** Begin Data listing **

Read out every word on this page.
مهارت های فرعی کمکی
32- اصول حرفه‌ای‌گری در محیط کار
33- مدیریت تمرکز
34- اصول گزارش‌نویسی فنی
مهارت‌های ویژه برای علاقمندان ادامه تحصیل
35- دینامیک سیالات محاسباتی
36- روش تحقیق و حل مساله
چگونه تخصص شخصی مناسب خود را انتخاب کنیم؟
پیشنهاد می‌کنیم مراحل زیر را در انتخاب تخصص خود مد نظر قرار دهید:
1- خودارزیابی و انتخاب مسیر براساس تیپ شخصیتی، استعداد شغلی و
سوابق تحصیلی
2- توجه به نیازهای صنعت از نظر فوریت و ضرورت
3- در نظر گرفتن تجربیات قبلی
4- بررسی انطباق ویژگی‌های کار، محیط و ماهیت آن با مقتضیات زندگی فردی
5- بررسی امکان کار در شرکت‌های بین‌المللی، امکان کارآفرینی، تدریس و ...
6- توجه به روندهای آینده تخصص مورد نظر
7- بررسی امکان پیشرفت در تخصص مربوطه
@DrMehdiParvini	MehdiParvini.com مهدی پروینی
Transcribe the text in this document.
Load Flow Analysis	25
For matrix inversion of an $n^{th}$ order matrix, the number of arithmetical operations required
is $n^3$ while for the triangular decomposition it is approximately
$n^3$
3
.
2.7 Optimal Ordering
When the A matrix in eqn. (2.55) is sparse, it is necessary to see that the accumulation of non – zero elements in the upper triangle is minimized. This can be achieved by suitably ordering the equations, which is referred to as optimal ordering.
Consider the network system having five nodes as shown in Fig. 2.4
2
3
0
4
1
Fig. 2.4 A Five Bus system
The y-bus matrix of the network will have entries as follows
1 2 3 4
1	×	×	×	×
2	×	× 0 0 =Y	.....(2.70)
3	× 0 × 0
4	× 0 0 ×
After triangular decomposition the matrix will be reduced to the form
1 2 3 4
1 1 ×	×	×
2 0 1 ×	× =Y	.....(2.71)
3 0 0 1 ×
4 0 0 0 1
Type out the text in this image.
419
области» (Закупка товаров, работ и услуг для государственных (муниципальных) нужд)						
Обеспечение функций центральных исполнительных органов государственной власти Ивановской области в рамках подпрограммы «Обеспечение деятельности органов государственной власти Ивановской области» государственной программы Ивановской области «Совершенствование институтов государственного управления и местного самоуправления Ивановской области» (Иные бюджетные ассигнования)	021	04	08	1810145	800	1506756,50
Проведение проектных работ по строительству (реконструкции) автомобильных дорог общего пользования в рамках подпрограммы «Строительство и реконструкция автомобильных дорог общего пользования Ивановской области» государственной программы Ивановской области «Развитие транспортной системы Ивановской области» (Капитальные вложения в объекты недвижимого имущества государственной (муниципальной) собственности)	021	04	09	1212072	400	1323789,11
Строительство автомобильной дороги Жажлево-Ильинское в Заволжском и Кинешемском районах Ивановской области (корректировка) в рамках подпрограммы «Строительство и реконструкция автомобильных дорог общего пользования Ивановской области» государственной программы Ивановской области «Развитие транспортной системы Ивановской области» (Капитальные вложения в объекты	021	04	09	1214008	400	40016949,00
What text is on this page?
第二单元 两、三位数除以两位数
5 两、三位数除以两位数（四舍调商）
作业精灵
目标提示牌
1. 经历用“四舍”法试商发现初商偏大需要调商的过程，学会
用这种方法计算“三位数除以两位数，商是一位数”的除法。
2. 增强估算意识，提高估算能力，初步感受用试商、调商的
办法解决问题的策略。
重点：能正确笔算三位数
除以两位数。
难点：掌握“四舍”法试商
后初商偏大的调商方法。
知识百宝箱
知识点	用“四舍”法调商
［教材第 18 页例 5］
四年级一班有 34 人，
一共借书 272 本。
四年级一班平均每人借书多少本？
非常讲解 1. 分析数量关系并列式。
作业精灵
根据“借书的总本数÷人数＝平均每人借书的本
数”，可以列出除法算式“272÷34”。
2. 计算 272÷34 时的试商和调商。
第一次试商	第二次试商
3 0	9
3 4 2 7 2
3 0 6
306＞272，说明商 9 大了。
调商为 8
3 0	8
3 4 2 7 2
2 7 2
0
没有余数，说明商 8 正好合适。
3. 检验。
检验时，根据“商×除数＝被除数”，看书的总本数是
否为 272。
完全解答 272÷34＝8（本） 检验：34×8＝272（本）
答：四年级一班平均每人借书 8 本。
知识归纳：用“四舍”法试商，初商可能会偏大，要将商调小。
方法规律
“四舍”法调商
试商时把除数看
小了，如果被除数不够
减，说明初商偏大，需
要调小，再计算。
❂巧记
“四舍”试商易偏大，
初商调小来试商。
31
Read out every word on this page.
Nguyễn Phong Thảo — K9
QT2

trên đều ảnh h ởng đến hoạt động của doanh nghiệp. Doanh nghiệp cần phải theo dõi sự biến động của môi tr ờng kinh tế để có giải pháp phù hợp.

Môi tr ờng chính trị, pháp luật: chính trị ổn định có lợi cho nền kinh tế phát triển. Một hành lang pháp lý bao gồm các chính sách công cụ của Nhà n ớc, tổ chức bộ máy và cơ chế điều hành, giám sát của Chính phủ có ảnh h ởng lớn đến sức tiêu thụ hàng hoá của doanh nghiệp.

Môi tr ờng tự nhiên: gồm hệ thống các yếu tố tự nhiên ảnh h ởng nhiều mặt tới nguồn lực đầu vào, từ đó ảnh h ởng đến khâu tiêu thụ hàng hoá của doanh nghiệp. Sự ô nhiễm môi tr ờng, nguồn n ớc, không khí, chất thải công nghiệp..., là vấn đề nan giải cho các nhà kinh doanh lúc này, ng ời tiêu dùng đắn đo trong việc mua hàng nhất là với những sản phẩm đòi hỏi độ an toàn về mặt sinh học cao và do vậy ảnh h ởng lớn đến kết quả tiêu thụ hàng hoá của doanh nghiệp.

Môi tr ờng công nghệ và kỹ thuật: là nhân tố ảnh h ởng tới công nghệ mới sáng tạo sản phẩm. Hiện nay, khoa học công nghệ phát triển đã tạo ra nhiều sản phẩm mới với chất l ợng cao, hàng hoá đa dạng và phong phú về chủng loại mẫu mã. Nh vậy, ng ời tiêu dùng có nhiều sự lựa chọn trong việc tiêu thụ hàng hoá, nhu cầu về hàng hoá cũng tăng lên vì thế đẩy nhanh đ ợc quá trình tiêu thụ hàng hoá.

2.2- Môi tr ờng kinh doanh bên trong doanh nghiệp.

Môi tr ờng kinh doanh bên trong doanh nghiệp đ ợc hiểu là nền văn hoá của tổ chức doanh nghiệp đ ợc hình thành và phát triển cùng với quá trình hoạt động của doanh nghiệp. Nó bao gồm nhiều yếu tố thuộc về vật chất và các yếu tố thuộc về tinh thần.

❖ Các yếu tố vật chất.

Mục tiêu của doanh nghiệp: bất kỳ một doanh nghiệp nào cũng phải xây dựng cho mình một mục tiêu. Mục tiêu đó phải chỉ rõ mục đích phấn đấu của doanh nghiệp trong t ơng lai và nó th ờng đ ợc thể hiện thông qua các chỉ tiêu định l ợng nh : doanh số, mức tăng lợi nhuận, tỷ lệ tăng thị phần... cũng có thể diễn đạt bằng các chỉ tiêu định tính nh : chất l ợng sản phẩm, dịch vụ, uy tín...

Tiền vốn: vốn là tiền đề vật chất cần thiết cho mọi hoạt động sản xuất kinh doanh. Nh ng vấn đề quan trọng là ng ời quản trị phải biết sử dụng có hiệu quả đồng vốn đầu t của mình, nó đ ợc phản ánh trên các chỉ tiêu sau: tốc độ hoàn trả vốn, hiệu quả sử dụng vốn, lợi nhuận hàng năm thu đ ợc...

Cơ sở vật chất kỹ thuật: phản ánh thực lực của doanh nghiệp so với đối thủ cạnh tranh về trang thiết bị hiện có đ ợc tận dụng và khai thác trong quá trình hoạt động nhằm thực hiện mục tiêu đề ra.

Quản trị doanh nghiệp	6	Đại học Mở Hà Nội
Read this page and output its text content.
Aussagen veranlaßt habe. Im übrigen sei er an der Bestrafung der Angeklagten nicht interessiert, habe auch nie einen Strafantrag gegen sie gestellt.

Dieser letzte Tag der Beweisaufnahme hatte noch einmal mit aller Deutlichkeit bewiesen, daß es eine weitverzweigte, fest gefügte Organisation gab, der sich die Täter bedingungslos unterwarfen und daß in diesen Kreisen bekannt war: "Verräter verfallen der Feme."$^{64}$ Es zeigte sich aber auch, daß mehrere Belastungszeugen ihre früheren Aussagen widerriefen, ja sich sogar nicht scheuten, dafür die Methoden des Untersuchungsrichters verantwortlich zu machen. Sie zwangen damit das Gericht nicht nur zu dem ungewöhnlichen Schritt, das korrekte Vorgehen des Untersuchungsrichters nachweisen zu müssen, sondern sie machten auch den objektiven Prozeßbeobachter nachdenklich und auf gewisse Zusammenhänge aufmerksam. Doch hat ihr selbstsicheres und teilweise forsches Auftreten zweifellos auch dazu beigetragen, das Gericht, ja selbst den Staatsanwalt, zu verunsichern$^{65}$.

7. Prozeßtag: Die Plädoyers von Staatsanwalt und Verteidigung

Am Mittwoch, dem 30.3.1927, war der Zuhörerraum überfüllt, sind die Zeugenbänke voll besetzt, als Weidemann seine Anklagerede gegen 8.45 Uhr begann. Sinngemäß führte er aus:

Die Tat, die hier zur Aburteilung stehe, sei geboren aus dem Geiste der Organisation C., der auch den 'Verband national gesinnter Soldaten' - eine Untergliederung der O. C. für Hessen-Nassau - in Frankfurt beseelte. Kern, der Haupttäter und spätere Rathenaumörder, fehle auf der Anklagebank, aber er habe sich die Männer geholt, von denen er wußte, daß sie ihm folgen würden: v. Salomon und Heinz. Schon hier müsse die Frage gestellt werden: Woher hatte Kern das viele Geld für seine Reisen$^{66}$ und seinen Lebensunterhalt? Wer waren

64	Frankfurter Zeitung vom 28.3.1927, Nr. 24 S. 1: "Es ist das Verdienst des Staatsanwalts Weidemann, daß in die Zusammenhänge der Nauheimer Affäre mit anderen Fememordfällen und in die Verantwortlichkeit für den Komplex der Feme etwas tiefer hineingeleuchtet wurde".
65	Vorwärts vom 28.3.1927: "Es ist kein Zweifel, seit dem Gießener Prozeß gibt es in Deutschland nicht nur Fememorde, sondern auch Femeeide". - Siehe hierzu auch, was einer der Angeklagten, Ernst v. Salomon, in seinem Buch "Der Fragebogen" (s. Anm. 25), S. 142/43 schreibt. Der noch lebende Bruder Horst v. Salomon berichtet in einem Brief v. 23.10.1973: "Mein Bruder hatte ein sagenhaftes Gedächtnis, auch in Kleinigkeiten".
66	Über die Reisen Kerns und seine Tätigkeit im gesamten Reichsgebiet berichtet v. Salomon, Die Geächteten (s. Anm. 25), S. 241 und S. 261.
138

** End Data listing **

§ **Aim**
Go through the material above and count the lines that contain "محیط"; give that number alone.

§ **Exercise answer**
2